> YOUR INSTRUCTIONS:
Take the entries that follow and return only the lines from the one with "Parse this screenshot: output" through the final line, leaving every picture behind.

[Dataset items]
* * *

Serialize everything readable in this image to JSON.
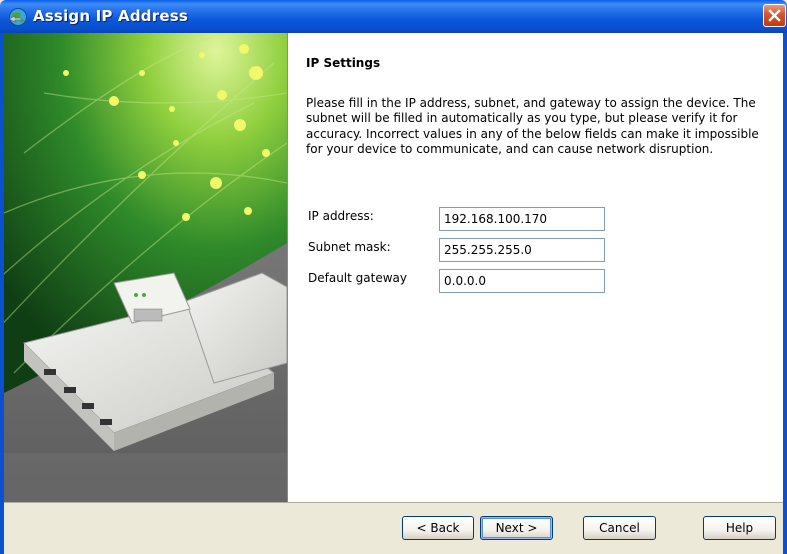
{
  "window": {
    "title": "Assign IP Address",
    "icon": "network-globe-icon",
    "close_icon": "close-icon"
  },
  "colors": {
    "titlebar": "#0A50CF",
    "dialog_background": "#ECE9D8",
    "close_button": "#D9542A",
    "input_border": "#7F9DB9"
  },
  "content": {
    "heading": "IP Settings",
    "description": "Please fill in the IP address, subnet, and gateway to assign the device. The subnet will be filled in automatically as you type, but please verify it for accuracy.  Incorrect values in any of the below fields can make it impossible for your device to communicate, and can cause network disruption."
  },
  "fields": {
    "ip_address": {
      "label": "IP address:",
      "value": "192.168.100.170"
    },
    "subnet_mask": {
      "label": "Subnet mask:",
      "value": "255.255.255.0"
    },
    "default_gateway": {
      "label": "Default gateway",
      "value": "0.0.0.0"
    }
  },
  "buttons": {
    "back": "< Back",
    "next": "Next >",
    "cancel": "Cancel",
    "help": "Help"
  }
}
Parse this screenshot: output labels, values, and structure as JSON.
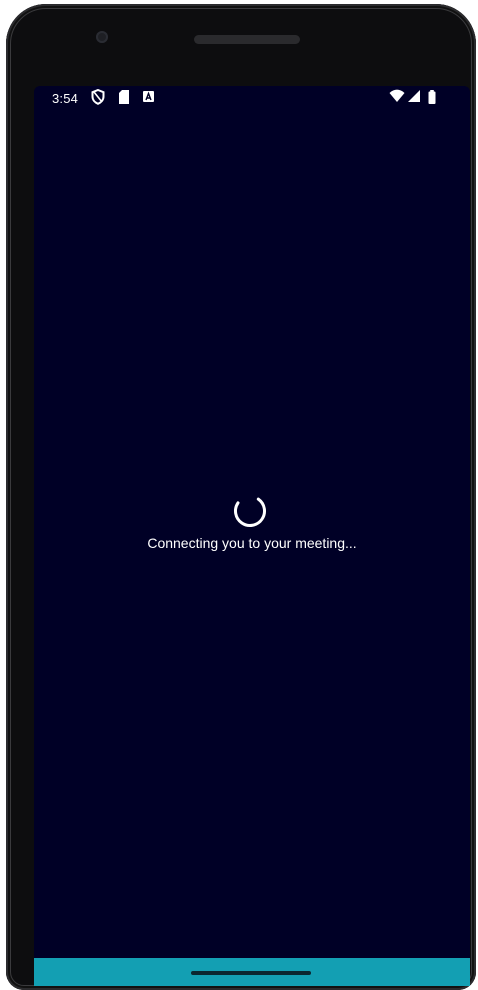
{
  "status_bar": {
    "time": "3:54",
    "left_icons": [
      "vpn-shield-icon",
      "sd-card-icon",
      "notification-a-icon"
    ],
    "right_icons": [
      "wifi-icon",
      "signal-icon",
      "battery-icon"
    ]
  },
  "main": {
    "loading_text": "Connecting you to your meeting..."
  },
  "colors": {
    "screen_background": "#000026",
    "nav_bar": "#139fb3",
    "text": "#ffffff"
  }
}
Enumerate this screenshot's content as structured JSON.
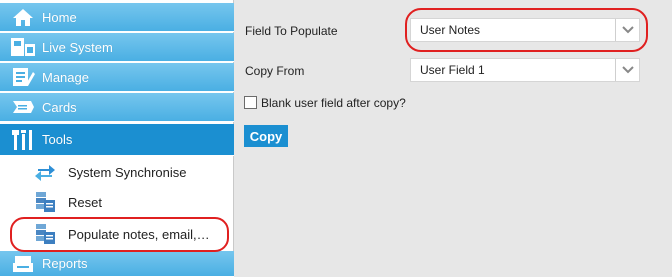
{
  "sidebar": {
    "items": [
      {
        "label": "Home",
        "icon": "home-icon"
      },
      {
        "label": "Live System",
        "icon": "live-system-icon"
      },
      {
        "label": "Manage",
        "icon": "manage-icon"
      },
      {
        "label": "Cards",
        "icon": "cards-icon"
      },
      {
        "label": "Tools",
        "icon": "tools-icon",
        "active": true
      },
      {
        "label": "Reports",
        "icon": "reports-icon"
      }
    ],
    "tools_subitems": [
      {
        "label": "System Synchronise",
        "icon": "sync-arrows-icon"
      },
      {
        "label": "Reset",
        "icon": "server-reset-icon"
      },
      {
        "label": "Populate notes, email,…",
        "icon": "server-populate-icon"
      }
    ]
  },
  "form": {
    "field_to_populate": {
      "label": "Field To Populate",
      "value": "User Notes"
    },
    "copy_from": {
      "label": "Copy From",
      "value": "User Field 1"
    },
    "blank_after_copy": {
      "label": "Blank user field after copy?",
      "checked": false
    },
    "copy_button": "Copy"
  },
  "colors": {
    "nav_gradient_top": "#76c6ee",
    "nav_gradient_bottom": "#4aafe3",
    "active_blue": "#1b8fd1",
    "highlight_red": "#e02020",
    "content_background": "#e7e7e7"
  }
}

* * *

> WRITTEN SOLUTION:
Parse this screenshot: output labels, values, and structure as JSON.
{
  "status_bar": {
    "time": "3:54",
    "left_icons": [
      "vpn-shield-icon",
      "sd-card-icon",
      "notification-a-icon"
    ],
    "right_icons": [
      "wifi-icon",
      "signal-icon",
      "battery-icon"
    ]
  },
  "main": {
    "loading_text": "Connecting you to your meeting..."
  },
  "colors": {
    "screen_background": "#000026",
    "nav_bar": "#139fb3",
    "text": "#ffffff"
  }
}
Enumerate this screenshot's content as structured JSON.
{
  "sidebar": {
    "items": [
      {
        "label": "Home",
        "icon": "home-icon"
      },
      {
        "label": "Live System",
        "icon": "live-system-icon"
      },
      {
        "label": "Manage",
        "icon": "manage-icon"
      },
      {
        "label": "Cards",
        "icon": "cards-icon"
      },
      {
        "label": "Tools",
        "icon": "tools-icon",
        "active": true
      },
      {
        "label": "Reports",
        "icon": "reports-icon"
      }
    ],
    "tools_subitems": [
      {
        "label": "System Synchronise",
        "icon": "sync-arrows-icon"
      },
      {
        "label": "Reset",
        "icon": "server-reset-icon"
      },
      {
        "label": "Populate notes, email,…",
        "icon": "server-populate-icon"
      }
    ]
  },
  "form": {
    "field_to_populate": {
      "label": "Field To Populate",
      "value": "User Notes"
    },
    "copy_from": {
      "label": "Copy From",
      "value": "User Field 1"
    },
    "blank_after_copy": {
      "label": "Blank user field after copy?",
      "checked": false
    },
    "copy_button": "Copy"
  },
  "colors": {
    "nav_gradient_top": "#76c6ee",
    "nav_gradient_bottom": "#4aafe3",
    "active_blue": "#1b8fd1",
    "highlight_red": "#e02020",
    "content_background": "#e7e7e7"
  }
}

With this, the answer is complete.